## Task brief
Review the material line by line. Identify and copy every line that contains the string "sapiens".
++++ Data section
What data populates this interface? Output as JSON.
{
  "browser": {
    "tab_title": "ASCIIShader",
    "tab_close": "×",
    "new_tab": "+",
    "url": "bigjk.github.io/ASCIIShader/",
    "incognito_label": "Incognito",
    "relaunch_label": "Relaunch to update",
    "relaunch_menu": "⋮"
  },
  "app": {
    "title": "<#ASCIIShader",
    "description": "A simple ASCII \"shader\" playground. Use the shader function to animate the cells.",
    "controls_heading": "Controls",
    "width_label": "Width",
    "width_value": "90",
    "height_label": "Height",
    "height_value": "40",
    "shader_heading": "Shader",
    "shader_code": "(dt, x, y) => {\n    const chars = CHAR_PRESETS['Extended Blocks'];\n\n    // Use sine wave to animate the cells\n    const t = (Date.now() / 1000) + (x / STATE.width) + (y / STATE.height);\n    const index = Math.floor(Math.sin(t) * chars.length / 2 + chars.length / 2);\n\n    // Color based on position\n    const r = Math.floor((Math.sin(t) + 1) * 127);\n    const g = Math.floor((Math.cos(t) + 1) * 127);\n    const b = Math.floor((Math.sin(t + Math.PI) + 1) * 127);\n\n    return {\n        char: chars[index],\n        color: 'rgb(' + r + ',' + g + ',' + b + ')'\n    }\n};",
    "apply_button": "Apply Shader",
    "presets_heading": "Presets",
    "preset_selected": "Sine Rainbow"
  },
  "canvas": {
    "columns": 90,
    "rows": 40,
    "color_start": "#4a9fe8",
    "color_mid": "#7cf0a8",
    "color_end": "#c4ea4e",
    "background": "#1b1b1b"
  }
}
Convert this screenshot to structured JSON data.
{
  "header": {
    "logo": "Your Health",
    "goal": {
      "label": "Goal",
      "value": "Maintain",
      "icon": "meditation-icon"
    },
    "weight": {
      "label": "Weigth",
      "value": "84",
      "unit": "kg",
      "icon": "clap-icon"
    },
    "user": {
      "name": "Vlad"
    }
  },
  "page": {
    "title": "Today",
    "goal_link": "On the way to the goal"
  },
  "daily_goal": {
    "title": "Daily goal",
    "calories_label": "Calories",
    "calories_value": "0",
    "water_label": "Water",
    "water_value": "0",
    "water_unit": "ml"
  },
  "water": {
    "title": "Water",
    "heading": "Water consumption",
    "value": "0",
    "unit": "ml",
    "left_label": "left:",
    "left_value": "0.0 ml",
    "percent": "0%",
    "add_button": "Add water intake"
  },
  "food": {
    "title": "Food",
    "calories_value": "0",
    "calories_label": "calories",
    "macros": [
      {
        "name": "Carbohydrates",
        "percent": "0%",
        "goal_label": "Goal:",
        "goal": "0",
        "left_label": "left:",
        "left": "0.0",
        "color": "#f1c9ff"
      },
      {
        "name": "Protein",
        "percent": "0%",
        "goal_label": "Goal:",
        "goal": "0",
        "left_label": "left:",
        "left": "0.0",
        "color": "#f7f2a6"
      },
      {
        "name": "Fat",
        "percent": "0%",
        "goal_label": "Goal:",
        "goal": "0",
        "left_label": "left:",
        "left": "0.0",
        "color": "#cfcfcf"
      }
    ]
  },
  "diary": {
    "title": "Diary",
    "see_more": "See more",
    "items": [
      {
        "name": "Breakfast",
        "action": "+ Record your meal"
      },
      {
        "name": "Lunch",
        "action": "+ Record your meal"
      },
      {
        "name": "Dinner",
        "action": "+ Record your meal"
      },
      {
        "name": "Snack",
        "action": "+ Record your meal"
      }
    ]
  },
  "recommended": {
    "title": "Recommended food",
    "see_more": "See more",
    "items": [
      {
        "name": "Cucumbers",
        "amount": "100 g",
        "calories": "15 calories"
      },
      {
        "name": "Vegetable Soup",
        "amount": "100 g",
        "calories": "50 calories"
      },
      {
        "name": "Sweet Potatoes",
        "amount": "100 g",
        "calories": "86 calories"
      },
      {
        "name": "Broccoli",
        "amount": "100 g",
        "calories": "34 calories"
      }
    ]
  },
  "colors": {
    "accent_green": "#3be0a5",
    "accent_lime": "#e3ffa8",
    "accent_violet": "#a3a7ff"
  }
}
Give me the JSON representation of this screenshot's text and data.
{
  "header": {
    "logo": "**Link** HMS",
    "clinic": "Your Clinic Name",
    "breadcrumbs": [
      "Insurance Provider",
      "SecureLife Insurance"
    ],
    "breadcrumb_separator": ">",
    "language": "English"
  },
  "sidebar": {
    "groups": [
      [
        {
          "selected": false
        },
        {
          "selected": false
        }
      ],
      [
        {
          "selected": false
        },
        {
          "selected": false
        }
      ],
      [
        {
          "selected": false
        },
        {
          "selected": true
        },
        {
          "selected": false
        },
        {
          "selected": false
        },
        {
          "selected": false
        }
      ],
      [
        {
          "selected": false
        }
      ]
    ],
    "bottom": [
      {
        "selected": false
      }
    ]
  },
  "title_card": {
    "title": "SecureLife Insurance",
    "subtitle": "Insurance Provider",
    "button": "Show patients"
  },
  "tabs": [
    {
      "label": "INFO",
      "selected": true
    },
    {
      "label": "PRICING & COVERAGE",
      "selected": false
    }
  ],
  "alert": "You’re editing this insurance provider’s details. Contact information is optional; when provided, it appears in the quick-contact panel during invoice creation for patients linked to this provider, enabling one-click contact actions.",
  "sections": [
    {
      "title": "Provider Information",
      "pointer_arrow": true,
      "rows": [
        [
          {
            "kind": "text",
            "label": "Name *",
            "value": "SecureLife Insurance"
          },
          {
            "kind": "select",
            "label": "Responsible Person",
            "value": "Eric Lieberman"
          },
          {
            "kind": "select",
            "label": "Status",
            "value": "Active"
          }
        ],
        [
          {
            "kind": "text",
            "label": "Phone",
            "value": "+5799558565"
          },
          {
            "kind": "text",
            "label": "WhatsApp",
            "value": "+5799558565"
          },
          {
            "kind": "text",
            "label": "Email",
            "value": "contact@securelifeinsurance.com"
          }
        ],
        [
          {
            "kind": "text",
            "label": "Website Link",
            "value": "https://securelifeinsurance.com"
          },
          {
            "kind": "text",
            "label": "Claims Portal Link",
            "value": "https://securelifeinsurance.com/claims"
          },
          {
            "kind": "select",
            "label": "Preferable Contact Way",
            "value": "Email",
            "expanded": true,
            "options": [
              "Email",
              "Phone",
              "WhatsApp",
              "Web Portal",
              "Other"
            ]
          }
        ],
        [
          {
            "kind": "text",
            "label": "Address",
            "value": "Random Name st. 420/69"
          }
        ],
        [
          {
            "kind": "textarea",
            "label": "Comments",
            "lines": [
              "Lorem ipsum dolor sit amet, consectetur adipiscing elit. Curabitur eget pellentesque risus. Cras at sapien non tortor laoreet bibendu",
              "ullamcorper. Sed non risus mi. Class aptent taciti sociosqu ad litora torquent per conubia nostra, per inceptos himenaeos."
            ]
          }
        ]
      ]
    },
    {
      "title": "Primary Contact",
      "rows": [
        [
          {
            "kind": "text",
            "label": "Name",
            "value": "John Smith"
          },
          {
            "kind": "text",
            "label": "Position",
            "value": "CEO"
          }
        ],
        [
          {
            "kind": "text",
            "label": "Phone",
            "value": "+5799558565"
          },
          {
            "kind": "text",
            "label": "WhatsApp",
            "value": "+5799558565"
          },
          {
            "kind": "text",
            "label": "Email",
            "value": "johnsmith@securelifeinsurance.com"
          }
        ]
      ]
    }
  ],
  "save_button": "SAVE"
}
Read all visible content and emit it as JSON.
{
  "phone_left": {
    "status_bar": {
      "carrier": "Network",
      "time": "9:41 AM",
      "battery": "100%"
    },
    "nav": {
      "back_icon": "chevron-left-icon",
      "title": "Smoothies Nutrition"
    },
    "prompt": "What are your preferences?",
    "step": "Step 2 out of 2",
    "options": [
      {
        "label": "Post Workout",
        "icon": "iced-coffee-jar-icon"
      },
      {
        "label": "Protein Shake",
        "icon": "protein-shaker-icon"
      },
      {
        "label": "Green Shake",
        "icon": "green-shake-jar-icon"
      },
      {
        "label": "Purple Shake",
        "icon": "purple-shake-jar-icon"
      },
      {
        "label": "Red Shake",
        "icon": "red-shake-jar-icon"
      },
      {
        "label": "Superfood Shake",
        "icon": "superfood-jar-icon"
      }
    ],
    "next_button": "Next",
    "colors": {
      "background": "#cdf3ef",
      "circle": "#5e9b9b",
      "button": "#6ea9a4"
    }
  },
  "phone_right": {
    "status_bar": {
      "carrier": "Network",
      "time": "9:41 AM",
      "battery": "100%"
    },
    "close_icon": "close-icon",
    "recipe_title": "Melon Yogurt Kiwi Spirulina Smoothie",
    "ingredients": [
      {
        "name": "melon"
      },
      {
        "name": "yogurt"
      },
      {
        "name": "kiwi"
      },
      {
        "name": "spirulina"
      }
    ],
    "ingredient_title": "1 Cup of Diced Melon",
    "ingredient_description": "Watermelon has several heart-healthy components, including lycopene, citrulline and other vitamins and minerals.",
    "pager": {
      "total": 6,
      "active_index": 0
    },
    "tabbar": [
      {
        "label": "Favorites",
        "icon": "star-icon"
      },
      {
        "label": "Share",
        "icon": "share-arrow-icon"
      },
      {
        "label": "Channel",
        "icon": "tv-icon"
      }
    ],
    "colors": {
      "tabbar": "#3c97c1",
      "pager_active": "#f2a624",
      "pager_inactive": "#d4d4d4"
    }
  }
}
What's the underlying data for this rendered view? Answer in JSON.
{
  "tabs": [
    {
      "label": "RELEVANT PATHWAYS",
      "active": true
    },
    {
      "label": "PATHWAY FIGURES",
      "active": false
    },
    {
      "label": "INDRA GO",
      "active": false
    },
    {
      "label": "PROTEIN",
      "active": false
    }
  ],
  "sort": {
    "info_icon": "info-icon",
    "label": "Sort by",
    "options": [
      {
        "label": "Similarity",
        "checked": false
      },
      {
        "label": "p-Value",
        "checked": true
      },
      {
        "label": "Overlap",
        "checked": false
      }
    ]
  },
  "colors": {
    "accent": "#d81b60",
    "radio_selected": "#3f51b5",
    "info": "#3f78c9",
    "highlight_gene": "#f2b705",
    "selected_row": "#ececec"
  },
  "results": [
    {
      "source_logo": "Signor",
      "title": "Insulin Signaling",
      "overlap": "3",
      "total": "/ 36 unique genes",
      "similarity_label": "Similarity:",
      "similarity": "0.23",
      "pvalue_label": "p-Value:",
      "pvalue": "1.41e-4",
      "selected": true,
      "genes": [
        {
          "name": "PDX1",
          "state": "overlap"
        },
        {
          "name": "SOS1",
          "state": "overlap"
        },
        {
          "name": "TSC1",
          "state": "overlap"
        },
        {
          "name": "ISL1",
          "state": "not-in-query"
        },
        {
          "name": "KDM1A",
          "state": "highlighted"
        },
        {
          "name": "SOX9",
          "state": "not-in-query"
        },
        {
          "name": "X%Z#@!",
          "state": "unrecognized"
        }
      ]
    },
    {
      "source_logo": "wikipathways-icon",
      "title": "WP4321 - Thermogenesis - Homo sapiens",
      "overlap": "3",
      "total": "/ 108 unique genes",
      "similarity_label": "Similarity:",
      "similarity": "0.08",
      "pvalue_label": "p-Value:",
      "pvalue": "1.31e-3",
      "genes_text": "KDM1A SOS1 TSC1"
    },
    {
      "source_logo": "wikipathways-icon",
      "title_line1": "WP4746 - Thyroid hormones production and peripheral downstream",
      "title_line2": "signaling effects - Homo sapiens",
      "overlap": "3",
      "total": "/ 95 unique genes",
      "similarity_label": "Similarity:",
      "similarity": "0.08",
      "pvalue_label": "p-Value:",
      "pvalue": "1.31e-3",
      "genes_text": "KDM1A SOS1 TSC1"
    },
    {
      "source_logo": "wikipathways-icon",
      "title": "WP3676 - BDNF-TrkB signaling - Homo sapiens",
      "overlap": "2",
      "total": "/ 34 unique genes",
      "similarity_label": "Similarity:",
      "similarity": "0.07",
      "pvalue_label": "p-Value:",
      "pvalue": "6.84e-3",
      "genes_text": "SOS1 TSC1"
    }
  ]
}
++++++++
## Answer to this exercise
      "title": "WP4321 - Thermogenesis - Homo sapiens",
      "title_line2": "signaling effects - Homo sapiens",
      "title": "WP3676 - BDNF-TrkB signaling - Homo sapiens",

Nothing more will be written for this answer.